Stored data entries:

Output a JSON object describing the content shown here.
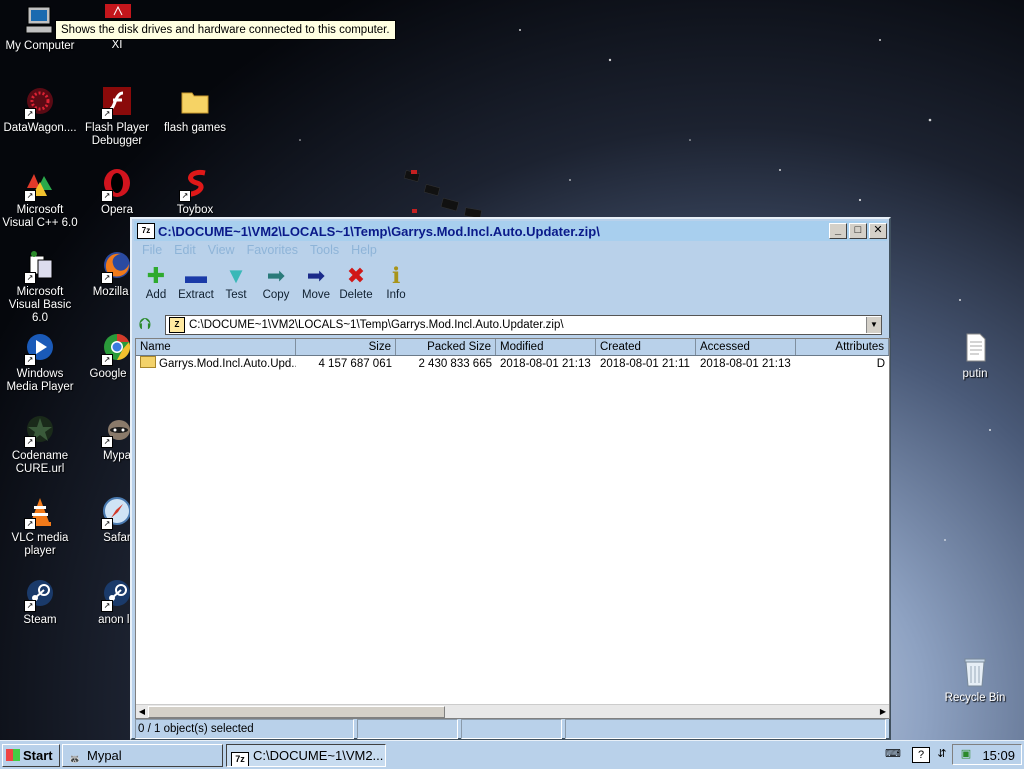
{
  "desktop": {
    "tooltip": "Shows the disk drives and hardware connected to this computer.",
    "icons": [
      {
        "label": "My Computer"
      },
      {
        "label": "Adobe Reader XI"
      },
      {
        "label": "DataWagon...."
      },
      {
        "label": "Flash Player Debugger"
      },
      {
        "label": "flash games"
      },
      {
        "label": "Microsoft Visual C++ 6.0"
      },
      {
        "label": "Opera"
      },
      {
        "label": "Toybox"
      },
      {
        "label": "Microsoft Visual Basic 6.0"
      },
      {
        "label": "Mozilla Fi"
      },
      {
        "label": "Windows Media Player"
      },
      {
        "label": "Google Ch"
      },
      {
        "label": "Codename CURE.url"
      },
      {
        "label": "Mypa"
      },
      {
        "label": "VLC media player"
      },
      {
        "label": "Safar"
      },
      {
        "label": "Steam"
      },
      {
        "label": "anon lo"
      },
      {
        "label": "putin"
      },
      {
        "label": "Recycle Bin"
      }
    ]
  },
  "window": {
    "app_icon": "7z",
    "title": "C:\\DOCUME~1\\VM2\\LOCALS~1\\Temp\\Garrys.Mod.Incl.Auto.Updater.zip\\",
    "controls": {
      "minimize": "_",
      "maximize": "□",
      "close": "✕"
    },
    "menu": [
      "File",
      "Edit",
      "View",
      "Favorites",
      "Tools",
      "Help"
    ],
    "toolbar": [
      {
        "label": "Add",
        "icon": "plus-icon",
        "glyph": "✚",
        "color": "#2eaa2e"
      },
      {
        "label": "Extract",
        "icon": "minus-icon",
        "glyph": "▬",
        "color": "#1a3aa8"
      },
      {
        "label": "Test",
        "icon": "check-icon",
        "glyph": "▼",
        "color": "#3ab8b8"
      },
      {
        "label": "Copy",
        "icon": "arrow-right-icon",
        "glyph": "➡",
        "color": "#2a7a7a"
      },
      {
        "label": "Move",
        "icon": "arrow-right-icon",
        "glyph": "➡",
        "color": "#1a2a8a"
      },
      {
        "label": "Delete",
        "icon": "delete-icon",
        "glyph": "✖",
        "color": "#d01818"
      },
      {
        "label": "Info",
        "icon": "info-icon",
        "glyph": "ℹ",
        "color": "#a8941a"
      }
    ],
    "address": "C:\\DOCUME~1\\VM2\\LOCALS~1\\Temp\\Garrys.Mod.Incl.Auto.Updater.zip\\",
    "columns": [
      "Name",
      "Size",
      "Packed Size",
      "Modified",
      "Created",
      "Accessed",
      "Attributes"
    ],
    "rows": [
      {
        "name": "Garrys.Mod.Incl.Auto.Upd...",
        "size": "4 157 687 061",
        "packed": "2 430 833 665",
        "modified": "2018-08-01 21:13",
        "created": "2018-08-01 21:11",
        "accessed": "2018-08-01 21:13",
        "attributes": "D"
      }
    ],
    "status": "0 / 1 object(s) selected"
  },
  "taskbar": {
    "start": "Start",
    "tasks": [
      {
        "label": "Mypal"
      },
      {
        "label": "C:\\DOCUME~1\\VM2..."
      }
    ],
    "clock": "15:09"
  }
}
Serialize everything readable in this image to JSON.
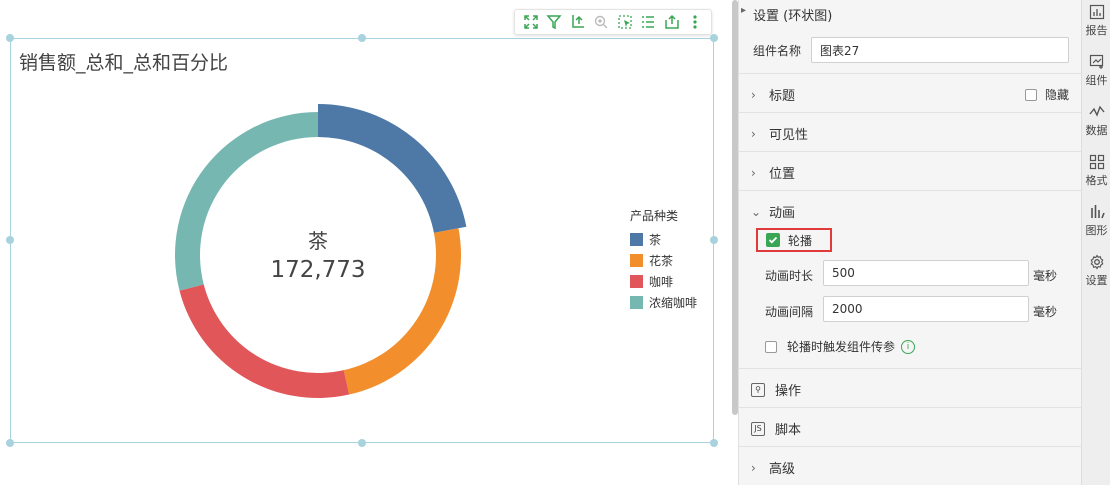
{
  "toolbar": {
    "icons": [
      "expand-icon",
      "filter-icon",
      "drill-icon",
      "zoom-icon",
      "select-icon",
      "list-icon",
      "export-icon",
      "more-icon"
    ]
  },
  "chart": {
    "title": "销售额_总和_总和百分比",
    "center_label": "茶",
    "center_value": "172,773",
    "legend_title": "产品种类"
  },
  "chart_data": {
    "type": "pie",
    "title": "销售额_总和_总和百分比",
    "categories": [
      "茶",
      "花茶",
      "咖啡",
      "浓缩咖啡"
    ],
    "percent": [
      22,
      24.5,
      24.5,
      29
    ],
    "values": [
      172773,
      null,
      null,
      null
    ],
    "highlighted": "茶",
    "colors": [
      "#4e79a7",
      "#f28e2b",
      "#e15759",
      "#76b7b2"
    ],
    "legend_position": "right"
  },
  "panel": {
    "header": "设置 (环状图)",
    "component_name_label": "组件名称",
    "component_name_value": "图表27",
    "sections": {
      "title": "标题",
      "hide": "隐藏",
      "visibility": "可见性",
      "position": "位置",
      "animation": "动画",
      "operation": "操作",
      "script": "脚本",
      "advanced": "高级"
    },
    "carousel_label": "轮播",
    "anim_duration_label": "动画时长",
    "anim_duration_value": "500",
    "anim_interval_label": "动画间隔",
    "anim_interval_value": "2000",
    "unit_ms": "毫秒",
    "trigger_label": "轮播时触发组件传参",
    "script_icon_text": "JS"
  },
  "sidebar": {
    "report": "报告",
    "component": "组件",
    "data": "数据",
    "format": "格式",
    "graphic": "图形",
    "settings": "设置"
  }
}
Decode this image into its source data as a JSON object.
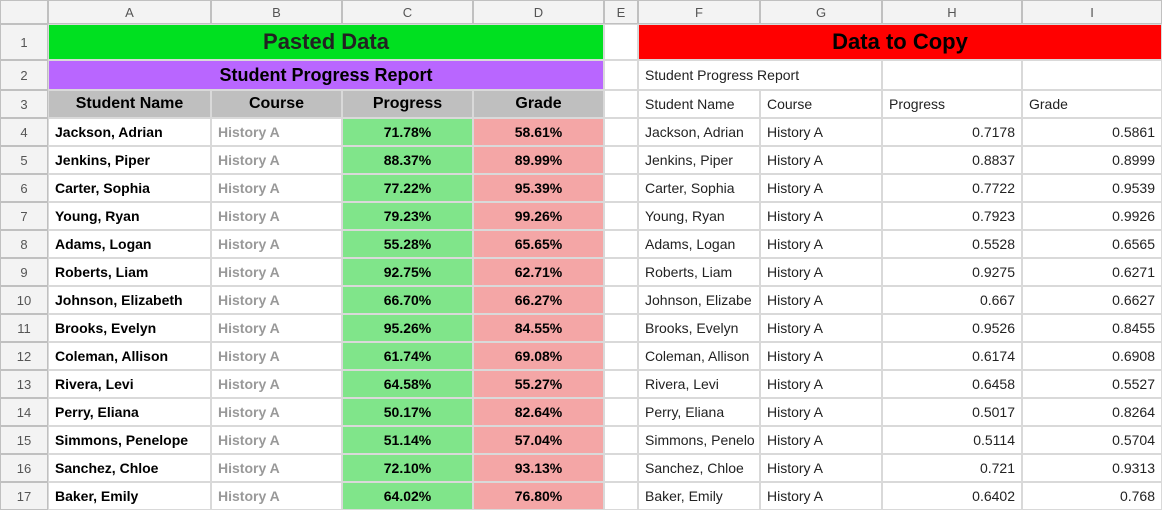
{
  "columns": [
    "A",
    "B",
    "C",
    "D",
    "E",
    "F",
    "G",
    "H",
    "I"
  ],
  "row_headers": [
    "1",
    "2",
    "3",
    "4",
    "5",
    "6",
    "7",
    "8",
    "9",
    "10",
    "11",
    "12",
    "13",
    "14",
    "15",
    "16",
    "17"
  ],
  "titles": {
    "pasted": "Pasted Data",
    "copy": "Data to Copy",
    "subtitle_left": "Student Progress Report",
    "subtitle_right": "Student Progress Report"
  },
  "headers_left": {
    "name": "Student Name",
    "course": "Course",
    "progress": "Progress",
    "grade": "Grade"
  },
  "headers_right": {
    "name": "Student Name",
    "course": "Course",
    "progress": "Progress",
    "grade": "Grade"
  },
  "rows": [
    {
      "name": "Jackson, Adrian",
      "course": "History A",
      "progress_pct": "71.78%",
      "grade_pct": "58.61%",
      "r_name": "Jackson, Adrian",
      "r_course": "History A",
      "r_progress": "0.7178",
      "r_grade": "0.5861"
    },
    {
      "name": "Jenkins, Piper",
      "course": "History A",
      "progress_pct": "88.37%",
      "grade_pct": "89.99%",
      "r_name": "Jenkins, Piper",
      "r_course": "History A",
      "r_progress": "0.8837",
      "r_grade": "0.8999"
    },
    {
      "name": "Carter, Sophia",
      "course": "History A",
      "progress_pct": "77.22%",
      "grade_pct": "95.39%",
      "r_name": "Carter, Sophia",
      "r_course": "History A",
      "r_progress": "0.7722",
      "r_grade": "0.9539"
    },
    {
      "name": "Young, Ryan",
      "course": "History A",
      "progress_pct": "79.23%",
      "grade_pct": "99.26%",
      "r_name": "Young, Ryan",
      "r_course": "History A",
      "r_progress": "0.7923",
      "r_grade": "0.9926"
    },
    {
      "name": "Adams, Logan",
      "course": "History A",
      "progress_pct": "55.28%",
      "grade_pct": "65.65%",
      "r_name": "Adams, Logan",
      "r_course": "History A",
      "r_progress": "0.5528",
      "r_grade": "0.6565"
    },
    {
      "name": "Roberts, Liam",
      "course": "History A",
      "progress_pct": "92.75%",
      "grade_pct": "62.71%",
      "r_name": "Roberts, Liam",
      "r_course": "History A",
      "r_progress": "0.9275",
      "r_grade": "0.6271"
    },
    {
      "name": "Johnson, Elizabeth",
      "course": "History A",
      "progress_pct": "66.70%",
      "grade_pct": "66.27%",
      "r_name": "Johnson, Elizabe",
      "r_course": "History A",
      "r_progress": "0.667",
      "r_grade": "0.6627"
    },
    {
      "name": "Brooks, Evelyn",
      "course": "History A",
      "progress_pct": "95.26%",
      "grade_pct": "84.55%",
      "r_name": "Brooks, Evelyn",
      "r_course": "History A",
      "r_progress": "0.9526",
      "r_grade": "0.8455"
    },
    {
      "name": "Coleman, Allison",
      "course": "History A",
      "progress_pct": "61.74%",
      "grade_pct": "69.08%",
      "r_name": "Coleman, Allison",
      "r_course": "History A",
      "r_progress": "0.6174",
      "r_grade": "0.6908"
    },
    {
      "name": "Rivera, Levi",
      "course": "History A",
      "progress_pct": "64.58%",
      "grade_pct": "55.27%",
      "r_name": "Rivera, Levi",
      "r_course": "History A",
      "r_progress": "0.6458",
      "r_grade": "0.5527"
    },
    {
      "name": "Perry, Eliana",
      "course": "History A",
      "progress_pct": "50.17%",
      "grade_pct": "82.64%",
      "r_name": "Perry, Eliana",
      "r_course": "History A",
      "r_progress": "0.5017",
      "r_grade": "0.8264"
    },
    {
      "name": "Simmons, Penelope",
      "course": "History A",
      "progress_pct": "51.14%",
      "grade_pct": "57.04%",
      "r_name": "Simmons, Penelo",
      "r_course": "History A",
      "r_progress": "0.5114",
      "r_grade": "0.5704"
    },
    {
      "name": "Sanchez, Chloe",
      "course": "History A",
      "progress_pct": "72.10%",
      "grade_pct": "93.13%",
      "r_name": "Sanchez, Chloe",
      "r_course": "History A",
      "r_progress": "0.721",
      "r_grade": "0.9313"
    },
    {
      "name": "Baker, Emily",
      "course": "History A",
      "progress_pct": "64.02%",
      "grade_pct": "76.80%",
      "r_name": "Baker, Emily",
      "r_course": "History A",
      "r_progress": "0.6402",
      "r_grade": "0.768"
    }
  ]
}
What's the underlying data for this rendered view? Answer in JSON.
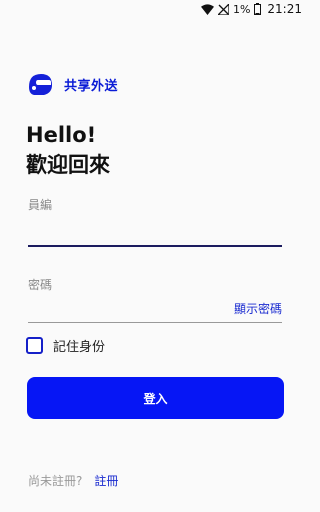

AIM OF THE EXERCISE :: Report only the number of lines in the records that include the word "Piper".

TASK RESPONSE :: 2